Short exercise
Give every line of the data again, unchanged, but with no pictures.

─── Task data ───

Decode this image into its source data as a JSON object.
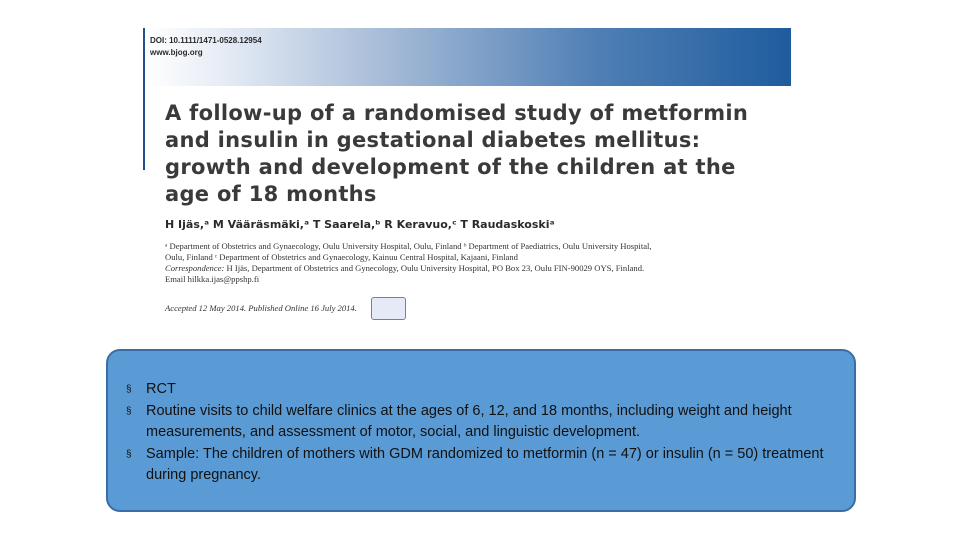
{
  "paper": {
    "doi": "DOI: 10.1111/1471-0528.12954",
    "site": "www.bjog.org",
    "title_lines": [
      "A follow-up of a randomised study of metformin",
      "and insulin in gestational diabetes mellitus:",
      "growth and development of the children at the",
      "age of 18 months"
    ],
    "authors": "H Ijäs,ᵃ M Vääräsmäki,ᵃ T Saarela,ᵇ R Keravuo,ᶜ T Raudaskoskiᵃ",
    "affiliation_lines": [
      "ᵃ Department of Obstetrics and Gynaecology, Oulu University Hospital, Oulu, Finland ᵇ Department of Paediatrics, Oulu University Hospital,",
      "Oulu, Finland ᶜ Department of Obstetrics and Gynaecology, Kainuu Central Hospital, Kajaani, Finland"
    ],
    "correspondence_label": "Correspondence:",
    "correspondence_text": " H Ijäs, Department of Obstetrics and Gynecology, Oulu University Hospital, PO Box 23, Oulu FIN-90029 OYS, Finland.",
    "email": "Email hilkka.ijas@ppshp.fi",
    "accepted": "Accepted 12 May 2014. Published Online 16 July 2014."
  },
  "summary": {
    "bullets": [
      "RCT",
      "Routine visits to child welfare clinics at the ages of 6, 12, and 18 months, including weight and height measurements, and assessment of motor, social, and linguistic development.",
      "Sample: The children of mothers with GDM randomized to metformin (n = 47) or insulin (n = 50) treatment during pregnancy."
    ],
    "bullet_symbol": "§"
  },
  "colors": {
    "box_fill": "#5b9bd5",
    "box_border": "#3a6ea5",
    "header_blue": "#1f5c9e"
  }
}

───

Answer for the task
Decode this image into its source data as a JSON object.
{
  "paper": {
    "doi": "DOI: 10.1111/1471-0528.12954",
    "site": "www.bjog.org",
    "title_lines": [
      "A follow-up of a randomised study of metformin",
      "and insulin in gestational diabetes mellitus:",
      "growth and development of the children at the",
      "age of 18 months"
    ],
    "authors": "H Ijäs,ᵃ M Vääräsmäki,ᵃ T Saarela,ᵇ R Keravuo,ᶜ T Raudaskoskiᵃ",
    "affiliation_lines": [
      "ᵃ Department of Obstetrics and Gynaecology, Oulu University Hospital, Oulu, Finland ᵇ Department of Paediatrics, Oulu University Hospital,",
      "Oulu, Finland ᶜ Department of Obstetrics and Gynaecology, Kainuu Central Hospital, Kajaani, Finland"
    ],
    "correspondence_label": "Correspondence:",
    "correspondence_text": " H Ijäs, Department of Obstetrics and Gynecology, Oulu University Hospital, PO Box 23, Oulu FIN-90029 OYS, Finland.",
    "email": "Email hilkka.ijas@ppshp.fi",
    "accepted": "Accepted 12 May 2014. Published Online 16 July 2014."
  },
  "summary": {
    "bullets": [
      "RCT",
      "Routine visits to child welfare clinics at the ages of 6, 12, and 18 months, including weight and height measurements, and assessment of motor, social, and linguistic development.",
      "Sample: The children of mothers with GDM randomized to metformin (n = 47) or insulin (n = 50) treatment during pregnancy."
    ],
    "bullet_symbol": "§"
  },
  "colors": {
    "box_fill": "#5b9bd5",
    "box_border": "#3a6ea5",
    "header_blue": "#1f5c9e"
  }
}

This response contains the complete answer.